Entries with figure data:
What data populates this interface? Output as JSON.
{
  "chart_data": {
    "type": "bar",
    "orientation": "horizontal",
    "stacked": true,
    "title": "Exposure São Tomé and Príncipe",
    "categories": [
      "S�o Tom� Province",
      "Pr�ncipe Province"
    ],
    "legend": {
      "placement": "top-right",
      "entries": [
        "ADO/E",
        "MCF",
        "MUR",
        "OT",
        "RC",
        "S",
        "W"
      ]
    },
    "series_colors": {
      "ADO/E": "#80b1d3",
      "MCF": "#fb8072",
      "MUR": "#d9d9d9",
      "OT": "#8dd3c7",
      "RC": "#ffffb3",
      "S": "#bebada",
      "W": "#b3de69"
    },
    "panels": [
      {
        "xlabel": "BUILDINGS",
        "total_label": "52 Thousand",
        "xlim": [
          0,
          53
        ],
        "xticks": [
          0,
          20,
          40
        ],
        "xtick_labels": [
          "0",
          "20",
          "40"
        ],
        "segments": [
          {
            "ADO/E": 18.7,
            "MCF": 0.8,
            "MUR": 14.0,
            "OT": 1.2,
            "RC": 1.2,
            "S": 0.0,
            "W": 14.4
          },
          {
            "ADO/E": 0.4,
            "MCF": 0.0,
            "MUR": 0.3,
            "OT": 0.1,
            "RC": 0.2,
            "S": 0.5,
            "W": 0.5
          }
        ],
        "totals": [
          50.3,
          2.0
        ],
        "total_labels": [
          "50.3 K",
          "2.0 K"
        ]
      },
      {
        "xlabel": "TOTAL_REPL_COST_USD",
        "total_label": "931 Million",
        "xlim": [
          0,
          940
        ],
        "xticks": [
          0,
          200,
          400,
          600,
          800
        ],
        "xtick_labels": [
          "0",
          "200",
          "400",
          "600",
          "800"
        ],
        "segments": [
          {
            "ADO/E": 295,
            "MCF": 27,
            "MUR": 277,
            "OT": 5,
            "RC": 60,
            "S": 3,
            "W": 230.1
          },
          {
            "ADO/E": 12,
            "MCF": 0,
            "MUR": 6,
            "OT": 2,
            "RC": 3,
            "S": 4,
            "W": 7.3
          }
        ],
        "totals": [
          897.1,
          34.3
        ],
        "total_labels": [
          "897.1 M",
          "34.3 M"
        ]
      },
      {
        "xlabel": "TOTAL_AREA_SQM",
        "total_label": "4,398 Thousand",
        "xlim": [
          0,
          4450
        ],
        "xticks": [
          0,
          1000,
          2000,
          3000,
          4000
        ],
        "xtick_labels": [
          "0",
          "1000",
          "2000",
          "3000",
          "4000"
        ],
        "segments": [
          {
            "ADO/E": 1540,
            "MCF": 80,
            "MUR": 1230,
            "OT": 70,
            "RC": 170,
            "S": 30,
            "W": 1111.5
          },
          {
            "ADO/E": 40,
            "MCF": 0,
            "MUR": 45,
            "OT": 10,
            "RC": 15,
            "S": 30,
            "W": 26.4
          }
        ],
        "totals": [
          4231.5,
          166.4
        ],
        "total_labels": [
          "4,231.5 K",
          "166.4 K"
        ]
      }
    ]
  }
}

*WHAT YOU NEED TO DO*.
Take the material above and return all of it exactly.

*ANSWER TO THE PROBLEM*.
What data populates this interface? Output as JSON.
{
  "chart_data": {
    "type": "bar",
    "orientation": "horizontal",
    "stacked": true,
    "title": "Exposure São Tomé and Príncipe",
    "categories": [
      "S�o Tom� Province",
      "Pr�ncipe Province"
    ],
    "legend": {
      "placement": "top-right",
      "entries": [
        "ADO/E",
        "MCF",
        "MUR",
        "OT",
        "RC",
        "S",
        "W"
      ]
    },
    "series_colors": {
      "ADO/E": "#80b1d3",
      "MCF": "#fb8072",
      "MUR": "#d9d9d9",
      "OT": "#8dd3c7",
      "RC": "#ffffb3",
      "S": "#bebada",
      "W": "#b3de69"
    },
    "panels": [
      {
        "xlabel": "BUILDINGS",
        "total_label": "52 Thousand",
        "xlim": [
          0,
          53
        ],
        "xticks": [
          0,
          20,
          40
        ],
        "xtick_labels": [
          "0",
          "20",
          "40"
        ],
        "segments": [
          {
            "ADO/E": 18.7,
            "MCF": 0.8,
            "MUR": 14.0,
            "OT": 1.2,
            "RC": 1.2,
            "S": 0.0,
            "W": 14.4
          },
          {
            "ADO/E": 0.4,
            "MCF": 0.0,
            "MUR": 0.3,
            "OT": 0.1,
            "RC": 0.2,
            "S": 0.5,
            "W": 0.5
          }
        ],
        "totals": [
          50.3,
          2.0
        ],
        "total_labels": [
          "50.3 K",
          "2.0 K"
        ]
      },
      {
        "xlabel": "TOTAL_REPL_COST_USD",
        "total_label": "931 Million",
        "xlim": [
          0,
          940
        ],
        "xticks": [
          0,
          200,
          400,
          600,
          800
        ],
        "xtick_labels": [
          "0",
          "200",
          "400",
          "600",
          "800"
        ],
        "segments": [
          {
            "ADO/E": 295,
            "MCF": 27,
            "MUR": 277,
            "OT": 5,
            "RC": 60,
            "S": 3,
            "W": 230.1
          },
          {
            "ADO/E": 12,
            "MCF": 0,
            "MUR": 6,
            "OT": 2,
            "RC": 3,
            "S": 4,
            "W": 7.3
          }
        ],
        "totals": [
          897.1,
          34.3
        ],
        "total_labels": [
          "897.1 M",
          "34.3 M"
        ]
      },
      {
        "xlabel": "TOTAL_AREA_SQM",
        "total_label": "4,398 Thousand",
        "xlim": [
          0,
          4450
        ],
        "xticks": [
          0,
          1000,
          2000,
          3000,
          4000
        ],
        "xtick_labels": [
          "0",
          "1000",
          "2000",
          "3000",
          "4000"
        ],
        "segments": [
          {
            "ADO/E": 1540,
            "MCF": 80,
            "MUR": 1230,
            "OT": 70,
            "RC": 170,
            "S": 30,
            "W": 1111.5
          },
          {
            "ADO/E": 40,
            "MCF": 0,
            "MUR": 45,
            "OT": 10,
            "RC": 15,
            "S": 30,
            "W": 26.4
          }
        ],
        "totals": [
          4231.5,
          166.4
        ],
        "total_labels": [
          "4,231.5 K",
          "166.4 K"
        ]
      }
    ]
  }
}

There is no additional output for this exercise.